**EXERCISE INPUT**

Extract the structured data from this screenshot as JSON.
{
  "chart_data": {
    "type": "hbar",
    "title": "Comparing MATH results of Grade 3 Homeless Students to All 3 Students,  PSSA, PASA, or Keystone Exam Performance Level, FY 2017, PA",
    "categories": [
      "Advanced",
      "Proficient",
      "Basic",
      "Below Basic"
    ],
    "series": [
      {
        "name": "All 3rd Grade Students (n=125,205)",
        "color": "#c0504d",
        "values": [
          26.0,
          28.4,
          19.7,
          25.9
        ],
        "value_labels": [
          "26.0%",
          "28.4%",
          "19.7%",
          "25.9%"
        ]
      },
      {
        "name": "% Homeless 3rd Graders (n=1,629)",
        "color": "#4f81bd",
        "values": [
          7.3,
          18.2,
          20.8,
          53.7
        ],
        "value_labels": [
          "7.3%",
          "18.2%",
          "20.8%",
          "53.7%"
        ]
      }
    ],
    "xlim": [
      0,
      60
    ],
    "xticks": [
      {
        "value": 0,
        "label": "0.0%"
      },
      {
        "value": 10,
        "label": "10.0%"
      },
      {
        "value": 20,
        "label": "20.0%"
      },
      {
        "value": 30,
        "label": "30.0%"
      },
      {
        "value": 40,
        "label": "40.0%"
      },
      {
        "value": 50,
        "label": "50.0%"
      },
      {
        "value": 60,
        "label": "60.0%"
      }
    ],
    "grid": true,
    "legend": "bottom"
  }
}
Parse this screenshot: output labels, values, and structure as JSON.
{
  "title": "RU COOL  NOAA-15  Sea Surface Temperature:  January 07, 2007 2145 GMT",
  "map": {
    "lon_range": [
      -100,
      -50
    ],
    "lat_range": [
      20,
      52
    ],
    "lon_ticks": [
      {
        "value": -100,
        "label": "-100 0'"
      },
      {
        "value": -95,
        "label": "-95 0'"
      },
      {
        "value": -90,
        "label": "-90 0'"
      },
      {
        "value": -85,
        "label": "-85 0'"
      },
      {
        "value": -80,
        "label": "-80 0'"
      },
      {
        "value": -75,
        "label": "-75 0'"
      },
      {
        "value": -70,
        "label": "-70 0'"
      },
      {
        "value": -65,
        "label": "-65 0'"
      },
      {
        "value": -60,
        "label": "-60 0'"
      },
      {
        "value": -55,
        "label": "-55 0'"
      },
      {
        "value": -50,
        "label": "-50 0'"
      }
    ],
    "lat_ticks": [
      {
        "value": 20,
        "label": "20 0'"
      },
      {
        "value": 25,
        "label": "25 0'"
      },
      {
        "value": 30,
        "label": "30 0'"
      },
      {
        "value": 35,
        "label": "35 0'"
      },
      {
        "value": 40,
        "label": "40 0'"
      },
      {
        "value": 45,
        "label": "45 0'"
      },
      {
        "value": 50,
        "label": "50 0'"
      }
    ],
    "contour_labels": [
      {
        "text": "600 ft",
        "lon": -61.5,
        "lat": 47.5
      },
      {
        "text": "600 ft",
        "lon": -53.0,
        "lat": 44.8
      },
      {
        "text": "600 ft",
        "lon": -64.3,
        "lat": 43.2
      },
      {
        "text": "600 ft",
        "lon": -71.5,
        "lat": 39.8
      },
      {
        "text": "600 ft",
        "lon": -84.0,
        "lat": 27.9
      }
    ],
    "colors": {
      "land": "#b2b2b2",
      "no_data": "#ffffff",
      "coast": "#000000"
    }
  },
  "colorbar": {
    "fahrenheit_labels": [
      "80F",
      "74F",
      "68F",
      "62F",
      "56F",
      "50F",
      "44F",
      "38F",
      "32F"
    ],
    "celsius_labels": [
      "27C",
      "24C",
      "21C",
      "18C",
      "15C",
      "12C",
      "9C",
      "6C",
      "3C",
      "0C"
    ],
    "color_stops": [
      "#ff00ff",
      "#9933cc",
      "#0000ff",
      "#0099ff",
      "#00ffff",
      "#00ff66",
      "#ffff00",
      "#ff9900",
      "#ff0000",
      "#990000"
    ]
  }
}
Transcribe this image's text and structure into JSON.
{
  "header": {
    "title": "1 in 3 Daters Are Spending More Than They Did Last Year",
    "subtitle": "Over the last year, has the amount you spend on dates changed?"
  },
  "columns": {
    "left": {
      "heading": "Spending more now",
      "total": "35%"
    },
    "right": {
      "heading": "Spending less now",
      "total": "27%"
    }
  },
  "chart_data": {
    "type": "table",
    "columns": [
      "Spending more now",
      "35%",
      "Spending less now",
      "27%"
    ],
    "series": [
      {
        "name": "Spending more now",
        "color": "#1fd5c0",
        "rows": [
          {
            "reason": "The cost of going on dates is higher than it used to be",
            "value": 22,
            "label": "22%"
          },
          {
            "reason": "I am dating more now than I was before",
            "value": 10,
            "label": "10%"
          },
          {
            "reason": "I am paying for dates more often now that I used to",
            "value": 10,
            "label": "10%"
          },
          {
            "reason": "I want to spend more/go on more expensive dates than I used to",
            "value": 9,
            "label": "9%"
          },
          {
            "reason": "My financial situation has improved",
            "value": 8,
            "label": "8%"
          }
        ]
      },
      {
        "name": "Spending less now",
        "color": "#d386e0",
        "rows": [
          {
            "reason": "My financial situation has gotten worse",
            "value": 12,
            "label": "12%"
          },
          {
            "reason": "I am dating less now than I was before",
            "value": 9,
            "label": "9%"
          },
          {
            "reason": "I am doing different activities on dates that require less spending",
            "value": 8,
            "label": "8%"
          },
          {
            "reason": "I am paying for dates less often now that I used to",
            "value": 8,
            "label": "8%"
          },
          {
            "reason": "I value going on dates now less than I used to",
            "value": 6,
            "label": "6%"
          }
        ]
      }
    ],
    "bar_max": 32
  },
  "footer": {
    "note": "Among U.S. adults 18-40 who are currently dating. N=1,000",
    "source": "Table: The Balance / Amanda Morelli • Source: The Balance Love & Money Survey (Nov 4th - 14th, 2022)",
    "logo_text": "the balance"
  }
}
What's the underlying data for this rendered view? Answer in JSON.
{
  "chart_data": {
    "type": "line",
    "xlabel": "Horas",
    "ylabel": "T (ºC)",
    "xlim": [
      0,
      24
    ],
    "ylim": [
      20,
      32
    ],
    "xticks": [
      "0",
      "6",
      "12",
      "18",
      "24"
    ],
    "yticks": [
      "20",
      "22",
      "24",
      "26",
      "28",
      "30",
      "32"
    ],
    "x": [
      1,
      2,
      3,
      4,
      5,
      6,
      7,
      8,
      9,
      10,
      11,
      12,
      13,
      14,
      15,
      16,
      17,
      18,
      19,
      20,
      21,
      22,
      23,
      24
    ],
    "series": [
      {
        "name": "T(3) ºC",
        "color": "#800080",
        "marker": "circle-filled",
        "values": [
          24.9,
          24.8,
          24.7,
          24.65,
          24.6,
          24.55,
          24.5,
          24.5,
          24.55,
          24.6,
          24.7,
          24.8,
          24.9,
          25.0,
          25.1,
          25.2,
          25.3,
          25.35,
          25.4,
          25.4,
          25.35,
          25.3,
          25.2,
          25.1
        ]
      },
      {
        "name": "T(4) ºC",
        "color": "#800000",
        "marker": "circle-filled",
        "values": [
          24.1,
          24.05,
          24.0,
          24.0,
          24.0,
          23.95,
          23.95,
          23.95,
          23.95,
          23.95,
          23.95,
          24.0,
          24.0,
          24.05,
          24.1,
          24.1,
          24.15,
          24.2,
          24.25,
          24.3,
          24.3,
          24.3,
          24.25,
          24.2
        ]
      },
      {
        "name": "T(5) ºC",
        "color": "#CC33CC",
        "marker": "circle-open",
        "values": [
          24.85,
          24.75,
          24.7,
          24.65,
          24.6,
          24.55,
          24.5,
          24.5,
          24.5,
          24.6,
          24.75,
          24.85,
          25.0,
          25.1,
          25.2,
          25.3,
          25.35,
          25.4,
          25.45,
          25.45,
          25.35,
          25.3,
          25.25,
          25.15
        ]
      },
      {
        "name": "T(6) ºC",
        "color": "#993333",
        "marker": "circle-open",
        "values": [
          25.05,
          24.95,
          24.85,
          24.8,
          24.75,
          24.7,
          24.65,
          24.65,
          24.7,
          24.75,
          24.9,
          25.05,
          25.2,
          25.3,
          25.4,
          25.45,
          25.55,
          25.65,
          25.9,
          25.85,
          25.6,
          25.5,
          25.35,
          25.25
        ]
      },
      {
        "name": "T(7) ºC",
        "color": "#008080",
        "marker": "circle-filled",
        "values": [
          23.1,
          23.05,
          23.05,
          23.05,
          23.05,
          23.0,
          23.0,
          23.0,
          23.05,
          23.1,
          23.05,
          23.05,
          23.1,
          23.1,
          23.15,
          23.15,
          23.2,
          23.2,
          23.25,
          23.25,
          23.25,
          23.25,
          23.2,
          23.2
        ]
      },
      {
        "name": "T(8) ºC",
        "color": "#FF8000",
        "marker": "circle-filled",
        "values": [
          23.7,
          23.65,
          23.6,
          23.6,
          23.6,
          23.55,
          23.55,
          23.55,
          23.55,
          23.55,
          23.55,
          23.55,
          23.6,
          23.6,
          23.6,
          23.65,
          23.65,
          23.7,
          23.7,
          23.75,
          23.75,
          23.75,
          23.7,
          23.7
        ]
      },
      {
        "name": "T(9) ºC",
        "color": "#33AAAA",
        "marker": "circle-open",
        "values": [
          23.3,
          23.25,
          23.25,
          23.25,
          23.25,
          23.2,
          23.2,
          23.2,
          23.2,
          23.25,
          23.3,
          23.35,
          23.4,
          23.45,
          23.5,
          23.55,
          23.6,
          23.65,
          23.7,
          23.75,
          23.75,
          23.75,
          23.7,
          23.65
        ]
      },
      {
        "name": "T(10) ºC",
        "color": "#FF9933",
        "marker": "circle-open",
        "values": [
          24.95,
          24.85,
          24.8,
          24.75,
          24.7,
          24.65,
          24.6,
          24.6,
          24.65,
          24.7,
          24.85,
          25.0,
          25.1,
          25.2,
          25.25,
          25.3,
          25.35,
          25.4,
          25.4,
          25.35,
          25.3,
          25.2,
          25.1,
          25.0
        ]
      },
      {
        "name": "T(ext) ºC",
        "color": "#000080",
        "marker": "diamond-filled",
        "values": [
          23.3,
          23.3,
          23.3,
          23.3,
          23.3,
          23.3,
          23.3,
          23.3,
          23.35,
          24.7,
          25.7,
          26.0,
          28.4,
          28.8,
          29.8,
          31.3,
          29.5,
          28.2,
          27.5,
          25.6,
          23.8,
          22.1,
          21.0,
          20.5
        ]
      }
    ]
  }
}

**WHAT IS REQUIRED**
Copy each line above that contains the word "JSON".

**SOLUTION FOR THIS TASK**
Extract the structured data from this screenshot as JSON.
Parse this screenshot: output labels, values, and structure as JSON.
Transcribe this image's text and structure into JSON.
What's the underlying data for this rendered view? Answer in JSON.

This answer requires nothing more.